- **REQUIREMENT**
Repeat every record below exactly as it appears.

- **RECORDED INFORMATION**
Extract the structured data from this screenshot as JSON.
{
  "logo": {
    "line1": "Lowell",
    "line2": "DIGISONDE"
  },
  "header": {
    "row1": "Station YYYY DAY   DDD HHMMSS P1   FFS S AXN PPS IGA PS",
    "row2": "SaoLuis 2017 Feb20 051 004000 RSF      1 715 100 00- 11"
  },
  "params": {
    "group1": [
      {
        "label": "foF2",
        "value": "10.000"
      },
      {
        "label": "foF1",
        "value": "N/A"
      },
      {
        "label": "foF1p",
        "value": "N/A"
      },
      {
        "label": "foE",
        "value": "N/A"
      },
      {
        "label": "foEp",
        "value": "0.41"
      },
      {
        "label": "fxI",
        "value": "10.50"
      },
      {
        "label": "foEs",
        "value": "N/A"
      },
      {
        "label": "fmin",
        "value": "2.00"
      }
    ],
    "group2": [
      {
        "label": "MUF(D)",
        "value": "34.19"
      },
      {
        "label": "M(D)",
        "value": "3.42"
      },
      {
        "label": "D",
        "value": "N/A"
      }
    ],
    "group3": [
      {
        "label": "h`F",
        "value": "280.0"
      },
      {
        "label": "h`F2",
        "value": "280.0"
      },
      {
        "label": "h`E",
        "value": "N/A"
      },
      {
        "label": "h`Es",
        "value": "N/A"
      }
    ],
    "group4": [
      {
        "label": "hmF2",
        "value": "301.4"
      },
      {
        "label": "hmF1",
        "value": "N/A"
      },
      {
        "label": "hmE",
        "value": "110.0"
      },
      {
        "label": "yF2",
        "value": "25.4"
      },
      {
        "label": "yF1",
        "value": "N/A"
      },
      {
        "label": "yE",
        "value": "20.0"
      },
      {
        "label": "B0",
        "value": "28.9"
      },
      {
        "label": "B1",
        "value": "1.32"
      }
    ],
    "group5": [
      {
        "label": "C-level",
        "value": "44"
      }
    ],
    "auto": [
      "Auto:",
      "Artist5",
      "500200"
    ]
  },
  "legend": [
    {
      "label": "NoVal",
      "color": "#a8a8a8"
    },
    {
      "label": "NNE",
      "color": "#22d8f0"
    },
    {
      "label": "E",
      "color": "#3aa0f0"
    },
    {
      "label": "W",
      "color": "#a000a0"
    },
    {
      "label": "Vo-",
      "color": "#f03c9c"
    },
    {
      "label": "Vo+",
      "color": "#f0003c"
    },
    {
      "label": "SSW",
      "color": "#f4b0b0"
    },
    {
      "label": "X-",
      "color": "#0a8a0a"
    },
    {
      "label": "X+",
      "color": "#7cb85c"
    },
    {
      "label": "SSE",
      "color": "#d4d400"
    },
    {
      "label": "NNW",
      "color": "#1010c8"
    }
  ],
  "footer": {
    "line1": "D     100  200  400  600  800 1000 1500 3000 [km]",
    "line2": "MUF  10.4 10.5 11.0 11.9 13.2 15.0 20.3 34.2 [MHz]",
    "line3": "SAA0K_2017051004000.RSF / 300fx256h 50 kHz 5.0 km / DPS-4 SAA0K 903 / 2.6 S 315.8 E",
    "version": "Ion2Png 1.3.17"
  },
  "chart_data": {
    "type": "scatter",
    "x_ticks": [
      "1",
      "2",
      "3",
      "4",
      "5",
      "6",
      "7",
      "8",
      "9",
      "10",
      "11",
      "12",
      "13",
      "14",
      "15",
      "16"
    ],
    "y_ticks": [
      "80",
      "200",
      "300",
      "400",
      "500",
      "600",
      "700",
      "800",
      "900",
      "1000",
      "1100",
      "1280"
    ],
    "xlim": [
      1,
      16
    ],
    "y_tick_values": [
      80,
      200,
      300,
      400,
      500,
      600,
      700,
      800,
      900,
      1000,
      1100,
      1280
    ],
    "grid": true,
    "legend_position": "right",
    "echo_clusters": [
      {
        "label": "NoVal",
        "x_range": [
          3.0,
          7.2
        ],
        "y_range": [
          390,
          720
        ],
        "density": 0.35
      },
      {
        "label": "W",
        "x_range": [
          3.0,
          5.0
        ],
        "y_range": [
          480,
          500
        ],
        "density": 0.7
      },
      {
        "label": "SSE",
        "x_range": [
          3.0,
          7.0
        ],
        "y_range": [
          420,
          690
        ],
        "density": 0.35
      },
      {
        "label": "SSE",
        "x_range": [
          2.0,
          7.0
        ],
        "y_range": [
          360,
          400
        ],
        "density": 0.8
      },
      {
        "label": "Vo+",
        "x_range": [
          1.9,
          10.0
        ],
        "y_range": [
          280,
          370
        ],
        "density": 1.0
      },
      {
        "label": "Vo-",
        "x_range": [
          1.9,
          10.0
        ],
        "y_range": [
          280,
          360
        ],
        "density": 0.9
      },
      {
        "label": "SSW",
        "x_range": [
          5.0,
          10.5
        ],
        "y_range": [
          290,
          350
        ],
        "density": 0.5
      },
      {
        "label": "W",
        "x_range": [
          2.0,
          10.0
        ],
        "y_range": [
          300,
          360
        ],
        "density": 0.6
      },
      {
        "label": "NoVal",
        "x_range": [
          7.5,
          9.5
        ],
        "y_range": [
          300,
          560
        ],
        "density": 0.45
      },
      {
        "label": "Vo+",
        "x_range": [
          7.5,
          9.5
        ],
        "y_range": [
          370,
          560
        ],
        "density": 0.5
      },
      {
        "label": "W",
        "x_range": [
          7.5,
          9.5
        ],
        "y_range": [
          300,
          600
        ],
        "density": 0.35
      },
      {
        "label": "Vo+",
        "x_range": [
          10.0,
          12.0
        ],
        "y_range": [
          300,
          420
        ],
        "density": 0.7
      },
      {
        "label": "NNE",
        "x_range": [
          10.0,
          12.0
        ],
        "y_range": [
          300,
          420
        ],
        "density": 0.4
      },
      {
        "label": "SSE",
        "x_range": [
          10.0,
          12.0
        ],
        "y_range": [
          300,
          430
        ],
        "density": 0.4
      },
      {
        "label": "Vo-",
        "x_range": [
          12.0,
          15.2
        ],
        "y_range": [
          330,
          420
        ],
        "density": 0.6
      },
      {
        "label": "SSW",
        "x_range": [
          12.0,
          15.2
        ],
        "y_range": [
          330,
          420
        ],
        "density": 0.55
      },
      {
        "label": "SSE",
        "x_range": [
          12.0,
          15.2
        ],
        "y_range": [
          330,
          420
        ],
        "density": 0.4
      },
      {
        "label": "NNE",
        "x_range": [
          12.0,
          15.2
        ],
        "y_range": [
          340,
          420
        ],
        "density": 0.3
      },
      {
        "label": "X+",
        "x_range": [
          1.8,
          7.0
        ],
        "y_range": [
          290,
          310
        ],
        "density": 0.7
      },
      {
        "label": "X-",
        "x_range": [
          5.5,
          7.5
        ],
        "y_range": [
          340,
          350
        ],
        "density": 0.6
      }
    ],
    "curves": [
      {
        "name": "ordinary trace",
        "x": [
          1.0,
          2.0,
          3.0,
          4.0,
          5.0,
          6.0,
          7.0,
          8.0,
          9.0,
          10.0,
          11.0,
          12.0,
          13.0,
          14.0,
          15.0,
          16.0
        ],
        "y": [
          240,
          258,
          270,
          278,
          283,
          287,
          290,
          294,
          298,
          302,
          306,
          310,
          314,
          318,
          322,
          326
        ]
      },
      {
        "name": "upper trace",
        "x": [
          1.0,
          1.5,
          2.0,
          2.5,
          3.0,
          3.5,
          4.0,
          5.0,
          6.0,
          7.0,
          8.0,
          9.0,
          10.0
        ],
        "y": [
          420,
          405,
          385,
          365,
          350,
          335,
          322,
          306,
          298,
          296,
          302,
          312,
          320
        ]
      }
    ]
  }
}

- **WRITTEN ANSWER**
Extract the structured data from this screenshot as JSON.
{
  "logo": {
    "line1": "Lowell",
    "line2": "DIGISONDE"
  },
  "header": {
    "row1": "Station YYYY DAY   DDD HHMMSS P1   FFS S AXN PPS IGA PS",
    "row2": "SaoLuis 2017 Feb20 051 004000 RSF      1 715 100 00- 11"
  },
  "params": {
    "group1": [
      {
        "label": "foF2",
        "value": "10.000"
      },
      {
        "label": "foF1",
        "value": "N/A"
      },
      {
        "label": "foF1p",
        "value": "N/A"
      },
      {
        "label": "foE",
        "value": "N/A"
      },
      {
        "label": "foEp",
        "value": "0.41"
      },
      {
        "label": "fxI",
        "value": "10.50"
      },
      {
        "label": "foEs",
        "value": "N/A"
      },
      {
        "label": "fmin",
        "value": "2.00"
      }
    ],
    "group2": [
      {
        "label": "MUF(D)",
        "value": "34.19"
      },
      {
        "label": "M(D)",
        "value": "3.42"
      },
      {
        "label": "D",
        "value": "N/A"
      }
    ],
    "group3": [
      {
        "label": "h`F",
        "value": "280.0"
      },
      {
        "label": "h`F2",
        "value": "280.0"
      },
      {
        "label": "h`E",
        "value": "N/A"
      },
      {
        "label": "h`Es",
        "value": "N/A"
      }
    ],
    "group4": [
      {
        "label": "hmF2",
        "value": "301.4"
      },
      {
        "label": "hmF1",
        "value": "N/A"
      },
      {
        "label": "hmE",
        "value": "110.0"
      },
      {
        "label": "yF2",
        "value": "25.4"
      },
      {
        "label": "yF1",
        "value": "N/A"
      },
      {
        "label": "yE",
        "value": "20.0"
      },
      {
        "label": "B0",
        "value": "28.9"
      },
      {
        "label": "B1",
        "value": "1.32"
      }
    ],
    "group5": [
      {
        "label": "C-level",
        "value": "44"
      }
    ],
    "auto": [
      "Auto:",
      "Artist5",
      "500200"
    ]
  },
  "legend": [
    {
      "label": "NoVal",
      "color": "#a8a8a8"
    },
    {
      "label": "NNE",
      "color": "#22d8f0"
    },
    {
      "label": "E",
      "color": "#3aa0f0"
    },
    {
      "label": "W",
      "color": "#a000a0"
    },
    {
      "label": "Vo-",
      "color": "#f03c9c"
    },
    {
      "label": "Vo+",
      "color": "#f0003c"
    },
    {
      "label": "SSW",
      "color": "#f4b0b0"
    },
    {
      "label": "X-",
      "color": "#0a8a0a"
    },
    {
      "label": "X+",
      "color": "#7cb85c"
    },
    {
      "label": "SSE",
      "color": "#d4d400"
    },
    {
      "label": "NNW",
      "color": "#1010c8"
    }
  ],
  "footer": {
    "line1": "D     100  200  400  600  800 1000 1500 3000 [km]",
    "line2": "MUF  10.4 10.5 11.0 11.9 13.2 15.0 20.3 34.2 [MHz]",
    "line3": "SAA0K_2017051004000.RSF / 300fx256h 50 kHz 5.0 km / DPS-4 SAA0K 903 / 2.6 S 315.8 E",
    "version": "Ion2Png 1.3.17"
  },
  "chart_data": {
    "type": "scatter",
    "x_ticks": [
      "1",
      "2",
      "3",
      "4",
      "5",
      "6",
      "7",
      "8",
      "9",
      "10",
      "11",
      "12",
      "13",
      "14",
      "15",
      "16"
    ],
    "y_ticks": [
      "80",
      "200",
      "300",
      "400",
      "500",
      "600",
      "700",
      "800",
      "900",
      "1000",
      "1100",
      "1280"
    ],
    "xlim": [
      1,
      16
    ],
    "y_tick_values": [
      80,
      200,
      300,
      400,
      500,
      600,
      700,
      800,
      900,
      1000,
      1100,
      1280
    ],
    "grid": true,
    "legend_position": "right",
    "echo_clusters": [
      {
        "label": "NoVal",
        "x_range": [
          3.0,
          7.2
        ],
        "y_range": [
          390,
          720
        ],
        "density": 0.35
      },
      {
        "label": "W",
        "x_range": [
          3.0,
          5.0
        ],
        "y_range": [
          480,
          500
        ],
        "density": 0.7
      },
      {
        "label": "SSE",
        "x_range": [
          3.0,
          7.0
        ],
        "y_range": [
          420,
          690
        ],
        "density": 0.35
      },
      {
        "label": "SSE",
        "x_range": [
          2.0,
          7.0
        ],
        "y_range": [
          360,
          400
        ],
        "density": 0.8
      },
      {
        "label": "Vo+",
        "x_range": [
          1.9,
          10.0
        ],
        "y_range": [
          280,
          370
        ],
        "density": 1.0
      },
      {
        "label": "Vo-",
        "x_range": [
          1.9,
          10.0
        ],
        "y_range": [
          280,
          360
        ],
        "density": 0.9
      },
      {
        "label": "SSW",
        "x_range": [
          5.0,
          10.5
        ],
        "y_range": [
          290,
          350
        ],
        "density": 0.5
      },
      {
        "label": "W",
        "x_range": [
          2.0,
          10.0
        ],
        "y_range": [
          300,
          360
        ],
        "density": 0.6
      },
      {
        "label": "NoVal",
        "x_range": [
          7.5,
          9.5
        ],
        "y_range": [
          300,
          560
        ],
        "density": 0.45
      },
      {
        "label": "Vo+",
        "x_range": [
          7.5,
          9.5
        ],
        "y_range": [
          370,
          560
        ],
        "density": 0.5
      },
      {
        "label": "W",
        "x_range": [
          7.5,
          9.5
        ],
        "y_range": [
          300,
          600
        ],
        "density": 0.35
      },
      {
        "label": "Vo+",
        "x_range": [
          10.0,
          12.0
        ],
        "y_range": [
          300,
          420
        ],
        "density": 0.7
      },
      {
        "label": "NNE",
        "x_range": [
          10.0,
          12.0
        ],
        "y_range": [
          300,
          420
        ],
        "density": 0.4
      },
      {
        "label": "SSE",
        "x_range": [
          10.0,
          12.0
        ],
        "y_range": [
          300,
          430
        ],
        "density": 0.4
      },
      {
        "label": "Vo-",
        "x_range": [
          12.0,
          15.2
        ],
        "y_range": [
          330,
          420
        ],
        "density": 0.6
      },
      {
        "label": "SSW",
        "x_range": [
          12.0,
          15.2
        ],
        "y_range": [
          330,
          420
        ],
        "density": 0.55
      },
      {
        "label": "SSE",
        "x_range": [
          12.0,
          15.2
        ],
        "y_range": [
          330,
          420
        ],
        "density": 0.4
      },
      {
        "label": "NNE",
        "x_range": [
          12.0,
          15.2
        ],
        "y_range": [
          340,
          420
        ],
        "density": 0.3
      },
      {
        "label": "X+",
        "x_range": [
          1.8,
          7.0
        ],
        "y_range": [
          290,
          310
        ],
        "density": 0.7
      },
      {
        "label": "X-",
        "x_range": [
          5.5,
          7.5
        ],
        "y_range": [
          340,
          350
        ],
        "density": 0.6
      }
    ],
    "curves": [
      {
        "name": "ordinary trace",
        "x": [
          1.0,
          2.0,
          3.0,
          4.0,
          5.0,
          6.0,
          7.0,
          8.0,
          9.0,
          10.0,
          11.0,
          12.0,
          13.0,
          14.0,
          15.0,
          16.0
        ],
        "y": [
          240,
          258,
          270,
          278,
          283,
          287,
          290,
          294,
          298,
          302,
          306,
          310,
          314,
          318,
          322,
          326
        ]
      },
      {
        "name": "upper trace",
        "x": [
          1.0,
          1.5,
          2.0,
          2.5,
          3.0,
          3.5,
          4.0,
          5.0,
          6.0,
          7.0,
          8.0,
          9.0,
          10.0
        ],
        "y": [
          420,
          405,
          385,
          365,
          350,
          335,
          322,
          306,
          298,
          296,
          302,
          312,
          320
        ]
      }
    ]
  }
}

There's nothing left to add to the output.